# [GIVEN TEXT]
- - - -

I believe it is better that you do not mix the NT and OT when analysing something like this. One reason is they are two very different languages.
Also I would like to ask you to analyse from the language, and some experts in the language, not apologists for the Christian doctrine.
I have heard from Christians that "If Elohim were exclusively singular, this would read yachid which can only mean one." Yes, Echad does in fact have a compound singularity in it, such as having one synagogue with a hundred people inside." Thats nice apologetics but absolutely bad logic. I can say "one country" and that would mean a 100 million people in it but its still one country. "ONE MAN" is just one man. So one is not a compound one every time, but it would depend on one persons baggage that he is already carrying. If he really really wants to make God more than one, and that's all his faith is, then he would want to make God like a country. One means one country with many people.
But linguistically its absurd. Because when you think of God in this sentence its singular. One.

- - - -

# [Stored data entries]
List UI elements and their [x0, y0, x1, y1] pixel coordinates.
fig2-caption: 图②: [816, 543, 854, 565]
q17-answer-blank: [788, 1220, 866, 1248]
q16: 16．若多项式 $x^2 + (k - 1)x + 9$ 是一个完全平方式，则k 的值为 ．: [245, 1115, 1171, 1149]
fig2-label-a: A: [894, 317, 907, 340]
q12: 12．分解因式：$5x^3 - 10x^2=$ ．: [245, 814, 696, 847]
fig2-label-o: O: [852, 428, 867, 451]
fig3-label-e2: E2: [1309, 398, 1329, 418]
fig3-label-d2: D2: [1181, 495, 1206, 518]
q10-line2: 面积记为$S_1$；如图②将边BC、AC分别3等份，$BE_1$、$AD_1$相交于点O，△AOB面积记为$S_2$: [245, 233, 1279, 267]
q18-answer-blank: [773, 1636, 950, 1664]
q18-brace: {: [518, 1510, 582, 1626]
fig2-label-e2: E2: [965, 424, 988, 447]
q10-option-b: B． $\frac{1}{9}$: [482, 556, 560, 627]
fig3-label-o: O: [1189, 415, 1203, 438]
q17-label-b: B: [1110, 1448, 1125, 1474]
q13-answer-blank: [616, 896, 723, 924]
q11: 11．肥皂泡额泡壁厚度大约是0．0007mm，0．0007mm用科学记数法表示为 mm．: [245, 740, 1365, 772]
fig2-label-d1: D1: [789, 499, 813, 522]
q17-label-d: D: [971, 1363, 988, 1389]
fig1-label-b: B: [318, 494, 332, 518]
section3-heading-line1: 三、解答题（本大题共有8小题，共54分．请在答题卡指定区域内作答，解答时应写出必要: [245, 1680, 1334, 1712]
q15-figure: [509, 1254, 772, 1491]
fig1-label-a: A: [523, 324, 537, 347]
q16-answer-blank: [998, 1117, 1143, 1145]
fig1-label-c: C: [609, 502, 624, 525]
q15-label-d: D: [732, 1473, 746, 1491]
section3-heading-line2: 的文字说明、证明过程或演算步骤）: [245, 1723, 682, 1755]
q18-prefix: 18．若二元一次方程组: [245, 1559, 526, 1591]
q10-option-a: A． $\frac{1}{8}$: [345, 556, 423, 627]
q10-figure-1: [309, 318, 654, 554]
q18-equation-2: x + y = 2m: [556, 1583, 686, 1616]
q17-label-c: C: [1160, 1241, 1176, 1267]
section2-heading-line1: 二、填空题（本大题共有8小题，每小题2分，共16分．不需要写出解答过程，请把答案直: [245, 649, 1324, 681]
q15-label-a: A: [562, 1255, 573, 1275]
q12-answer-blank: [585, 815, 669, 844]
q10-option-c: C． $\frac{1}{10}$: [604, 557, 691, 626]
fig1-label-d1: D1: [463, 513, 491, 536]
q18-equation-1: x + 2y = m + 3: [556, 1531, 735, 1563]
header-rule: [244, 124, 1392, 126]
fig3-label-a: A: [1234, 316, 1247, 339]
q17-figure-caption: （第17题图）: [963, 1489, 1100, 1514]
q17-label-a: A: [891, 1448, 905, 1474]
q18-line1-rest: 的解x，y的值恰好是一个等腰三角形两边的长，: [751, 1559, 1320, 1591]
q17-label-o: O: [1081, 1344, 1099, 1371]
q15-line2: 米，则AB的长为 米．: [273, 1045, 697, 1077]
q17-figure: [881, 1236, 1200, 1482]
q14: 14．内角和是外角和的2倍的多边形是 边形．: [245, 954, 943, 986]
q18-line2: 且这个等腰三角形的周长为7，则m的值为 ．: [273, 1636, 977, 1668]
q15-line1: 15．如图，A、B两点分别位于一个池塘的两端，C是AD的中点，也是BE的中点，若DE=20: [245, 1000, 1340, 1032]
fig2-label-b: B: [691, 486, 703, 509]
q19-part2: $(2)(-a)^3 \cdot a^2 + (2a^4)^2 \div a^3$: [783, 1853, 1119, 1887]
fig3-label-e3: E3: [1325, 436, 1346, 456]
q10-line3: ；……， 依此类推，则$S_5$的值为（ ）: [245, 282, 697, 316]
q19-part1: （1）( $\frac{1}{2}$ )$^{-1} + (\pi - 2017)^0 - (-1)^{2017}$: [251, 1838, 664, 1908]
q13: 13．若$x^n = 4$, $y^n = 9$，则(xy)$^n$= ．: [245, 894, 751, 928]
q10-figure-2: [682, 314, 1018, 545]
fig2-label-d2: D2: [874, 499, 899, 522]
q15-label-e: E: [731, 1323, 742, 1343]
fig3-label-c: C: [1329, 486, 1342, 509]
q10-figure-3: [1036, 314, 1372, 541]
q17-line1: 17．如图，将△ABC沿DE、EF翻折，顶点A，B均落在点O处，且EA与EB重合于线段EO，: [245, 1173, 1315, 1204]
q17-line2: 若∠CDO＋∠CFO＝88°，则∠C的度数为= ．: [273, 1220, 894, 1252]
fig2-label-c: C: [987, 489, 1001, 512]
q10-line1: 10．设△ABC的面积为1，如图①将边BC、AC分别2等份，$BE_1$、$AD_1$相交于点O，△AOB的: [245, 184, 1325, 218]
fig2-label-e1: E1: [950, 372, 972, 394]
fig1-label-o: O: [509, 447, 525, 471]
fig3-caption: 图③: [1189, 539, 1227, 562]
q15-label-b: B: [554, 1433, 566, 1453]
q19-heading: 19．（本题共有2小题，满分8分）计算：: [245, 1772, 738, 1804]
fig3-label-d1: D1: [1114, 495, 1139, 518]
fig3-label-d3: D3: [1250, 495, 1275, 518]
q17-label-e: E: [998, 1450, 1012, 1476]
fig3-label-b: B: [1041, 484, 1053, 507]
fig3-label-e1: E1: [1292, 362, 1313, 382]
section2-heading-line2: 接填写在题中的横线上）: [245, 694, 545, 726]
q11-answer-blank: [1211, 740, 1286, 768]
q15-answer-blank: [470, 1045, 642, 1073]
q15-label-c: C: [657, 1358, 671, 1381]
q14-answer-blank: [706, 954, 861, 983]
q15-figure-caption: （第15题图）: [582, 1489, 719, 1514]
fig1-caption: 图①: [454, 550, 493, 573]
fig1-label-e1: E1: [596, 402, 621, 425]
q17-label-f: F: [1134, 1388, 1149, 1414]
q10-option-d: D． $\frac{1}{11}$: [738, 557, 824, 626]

- - - -

# [PROBLEM STATEMENT]
From the text on the meaning of "one," extract everything between "I have heard" and "its singular. One.", inclusive.

# [EXPECTED ANSWER]
I have heard from Christians that "If Elohim were exclusively singular, this would read yachid which can only mean one." Yes, Echad does in fact have a compound singularity in it, such as having one synagogue with a hundred people inside." Thats nice apologetics but absolutely bad logic. I can say "one country" and that would mean a 100 million people in it but its still one country. "ONE MAN" is just one man. So one is not a compound one every time, but it would depend on one persons baggage that he is already carrying. If he really really wants to make God more than one, and that's all his faith is, then he would want to make God like a country. One means one country with many people.
But linguistically its absurd. Because when you think of God in this sentence its singular. One.